(Dataset records)
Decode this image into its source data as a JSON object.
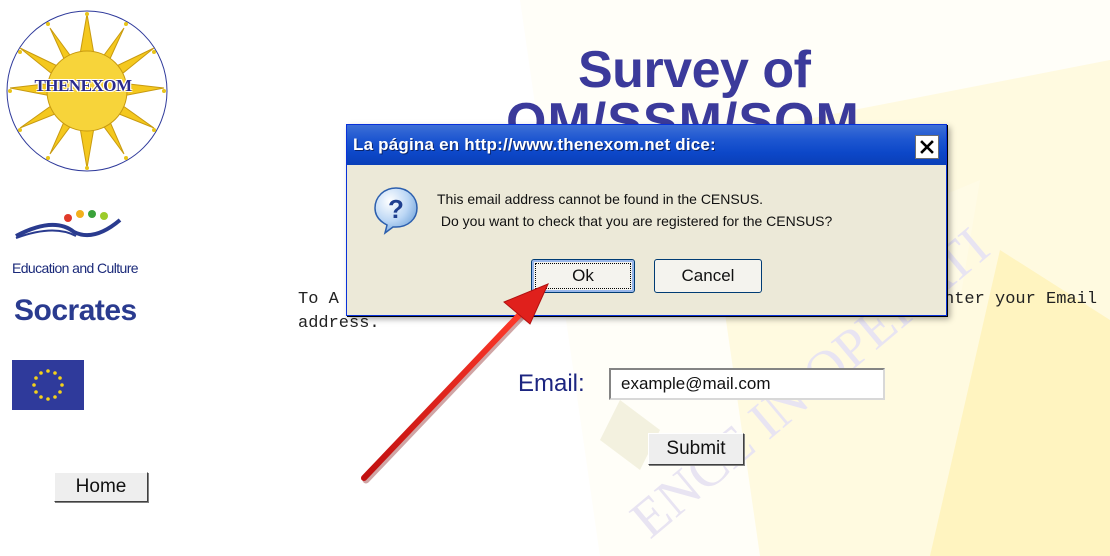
{
  "sidebar": {
    "logo_text": "THENEXOM",
    "edu_caption": "Education and Culture",
    "socrates_label": "Socrates",
    "home_label": "Home"
  },
  "main": {
    "title_line1": "Survey of",
    "title_line2": "OM/SSM/SOM",
    "intro_left": "To A",
    "intro_right": "nter your Email",
    "intro_line2": "address.",
    "email_label": "Email:",
    "email_value": "example@mail.com",
    "submit_label": "Submit"
  },
  "dialog": {
    "title": "La página en http://www.thenexom.net dice:",
    "message_line1": "This email address cannot be found in the CENSUS.",
    "message_line2": " Do you want to check that you are registered for the CENSUS?",
    "ok_label": "Ok",
    "cancel_label": "Cancel",
    "icon": "question-icon",
    "close_icon": "close-icon"
  },
  "colors": {
    "titlebar": "#0c47c8",
    "title_text": "#3b3a9b",
    "arrow": "#e0201c",
    "dialog_bg": "#ece9d8"
  }
}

Aim
In your copy of the listing above, reproduce each line exactly and omit all pictures.

Complete answer
Decode this image into its source data as a JSON object.
{
  "sidebar": {
    "logo_text": "THENEXOM",
    "edu_caption": "Education and Culture",
    "socrates_label": "Socrates",
    "home_label": "Home"
  },
  "main": {
    "title_line1": "Survey of",
    "title_line2": "OM/SSM/SOM",
    "intro_left": "To A",
    "intro_right": "nter your Email",
    "intro_line2": "address.",
    "email_label": "Email:",
    "email_value": "example@mail.com",
    "submit_label": "Submit"
  },
  "dialog": {
    "title": "La página en http://www.thenexom.net dice:",
    "message_line1": "This email address cannot be found in the CENSUS.",
    "message_line2": " Do you want to check that you are registered for the CENSUS?",
    "ok_label": "Ok",
    "cancel_label": "Cancel",
    "icon": "question-icon",
    "close_icon": "close-icon"
  },
  "colors": {
    "titlebar": "#0c47c8",
    "title_text": "#3b3a9b",
    "arrow": "#e0201c",
    "dialog_bg": "#ece9d8"
  }
}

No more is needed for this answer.